• _Required task_: Would you extract the whole listing below and retype it exactly?

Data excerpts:
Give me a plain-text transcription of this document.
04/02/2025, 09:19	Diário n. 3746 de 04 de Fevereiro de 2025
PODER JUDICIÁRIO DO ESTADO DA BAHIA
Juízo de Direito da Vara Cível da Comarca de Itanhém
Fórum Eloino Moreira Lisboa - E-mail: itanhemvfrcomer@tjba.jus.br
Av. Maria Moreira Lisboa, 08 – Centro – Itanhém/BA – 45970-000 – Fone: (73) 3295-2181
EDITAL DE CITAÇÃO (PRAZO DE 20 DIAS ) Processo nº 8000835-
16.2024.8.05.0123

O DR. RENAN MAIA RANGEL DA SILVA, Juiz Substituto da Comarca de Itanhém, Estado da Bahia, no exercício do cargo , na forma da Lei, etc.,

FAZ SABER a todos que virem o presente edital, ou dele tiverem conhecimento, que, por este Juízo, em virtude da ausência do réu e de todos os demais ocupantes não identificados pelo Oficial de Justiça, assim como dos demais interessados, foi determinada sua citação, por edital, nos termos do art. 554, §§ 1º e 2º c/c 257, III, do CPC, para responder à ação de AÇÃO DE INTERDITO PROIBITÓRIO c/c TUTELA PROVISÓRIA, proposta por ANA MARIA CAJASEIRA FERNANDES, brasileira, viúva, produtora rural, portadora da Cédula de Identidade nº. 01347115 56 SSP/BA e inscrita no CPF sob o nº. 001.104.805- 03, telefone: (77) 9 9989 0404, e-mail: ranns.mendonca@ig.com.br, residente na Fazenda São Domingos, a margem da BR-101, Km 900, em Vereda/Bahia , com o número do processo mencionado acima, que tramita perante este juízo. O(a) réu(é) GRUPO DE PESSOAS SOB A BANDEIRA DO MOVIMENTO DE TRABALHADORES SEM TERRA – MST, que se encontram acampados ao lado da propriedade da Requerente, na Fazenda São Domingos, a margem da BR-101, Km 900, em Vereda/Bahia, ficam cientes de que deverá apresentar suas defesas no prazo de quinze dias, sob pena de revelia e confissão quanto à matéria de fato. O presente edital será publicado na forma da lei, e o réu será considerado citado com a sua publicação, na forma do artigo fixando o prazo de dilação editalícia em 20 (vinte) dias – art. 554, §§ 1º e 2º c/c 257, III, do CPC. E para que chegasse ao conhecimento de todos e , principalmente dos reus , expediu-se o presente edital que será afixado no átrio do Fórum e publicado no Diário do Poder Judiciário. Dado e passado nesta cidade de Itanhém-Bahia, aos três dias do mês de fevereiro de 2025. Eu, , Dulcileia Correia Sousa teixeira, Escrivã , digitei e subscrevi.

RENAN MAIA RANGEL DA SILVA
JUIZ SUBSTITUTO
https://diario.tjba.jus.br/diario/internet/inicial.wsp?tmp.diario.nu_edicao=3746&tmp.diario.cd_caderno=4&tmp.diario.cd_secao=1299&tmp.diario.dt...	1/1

• _Complete response_:
Give me a plain-text transcription of this document.
04/02/2025, 09:19	Diário n. 3746 de 04 de Fevereiro de 2025
PODER JUDICIÁRIO DO ESTADO DA BAHIA
Juízo de Direito da Vara Cível da Comarca de Itanhém
Fórum Eloino Moreira Lisboa - E-mail: itanhemvfrcomer@tjba.jus.br
Av. Maria Moreira Lisboa, 08 – Centro – Itanhém/BA – 45970-000 – Fone: (73) 3295-2181
EDITAL DE CITAÇÃO (PRAZO DE 20 DIAS ) Processo nº 8000835-
16.2024.8.05.0123

O DR. RENAN MAIA RANGEL DA SILVA, Juiz Substituto da Comarca de Itanhém, Estado da Bahia, no exercício do cargo , na forma da Lei, etc.,

FAZ SABER a todos que virem o presente edital, ou dele tiverem conhecimento, que, por este Juízo, em virtude da ausência do réu e de todos os demais ocupantes não identificados pelo Oficial de Justiça, assim como dos demais interessados, foi determinada sua citação, por edital, nos termos do art. 554, §§ 1º e 2º c/c 257, III, do CPC, para responder à ação de AÇÃO DE INTERDITO PROIBITÓRIO c/c TUTELA PROVISÓRIA, proposta por ANA MARIA CAJASEIRA FERNANDES, brasileira, viúva, produtora rural, portadora da Cédula de Identidade nº. 01347115 56 SSP/BA e inscrita no CPF sob o nº. 001.104.805- 03, telefone: (77) 9 9989 0404, e-mail: ranns.mendonca@ig.com.br, residente na Fazenda São Domingos, a margem da BR-101, Km 900, em Vereda/Bahia , com o número do processo mencionado acima, que tramita perante este juízo. O(a) réu(é) GRUPO DE PESSOAS SOB A BANDEIRA DO MOVIMENTO DE TRABALHADORES SEM TERRA – MST, que se encontram acampados ao lado da propriedade da Requerente, na Fazenda São Domingos, a margem da BR-101, Km 900, em Vereda/Bahia, ficam cientes de que deverá apresentar suas defesas no prazo de quinze dias, sob pena de revelia e confissão quanto à matéria de fato. O presente edital será publicado na forma da lei, e o réu será considerado citado com a sua publicação, na forma do artigo fixando o prazo de dilação editalícia em 20 (vinte) dias – art. 554, §§ 1º e 2º c/c 257, III, do CPC. E para que chegasse ao conhecimento de todos e , principalmente dos reus , expediu-se o presente edital que será afixado no átrio do Fórum e publicado no Diário do Poder Judiciário. Dado e passado nesta cidade de Itanhém-Bahia, aos três dias do mês de fevereiro de 2025. Eu, , Dulcileia Correia Sousa teixeira, Escrivã , digitei e subscrevi.

RENAN MAIA RANGEL DA SILVA
JUIZ SUBSTITUTO
https://diario.tjba.jus.br/diario/internet/inicial.wsp?tmp.diario.nu_edicao=3746&tmp.diario.cd_caderno=4&tmp.diario.cd_secao=1299&tmp.diario.dt...	1/1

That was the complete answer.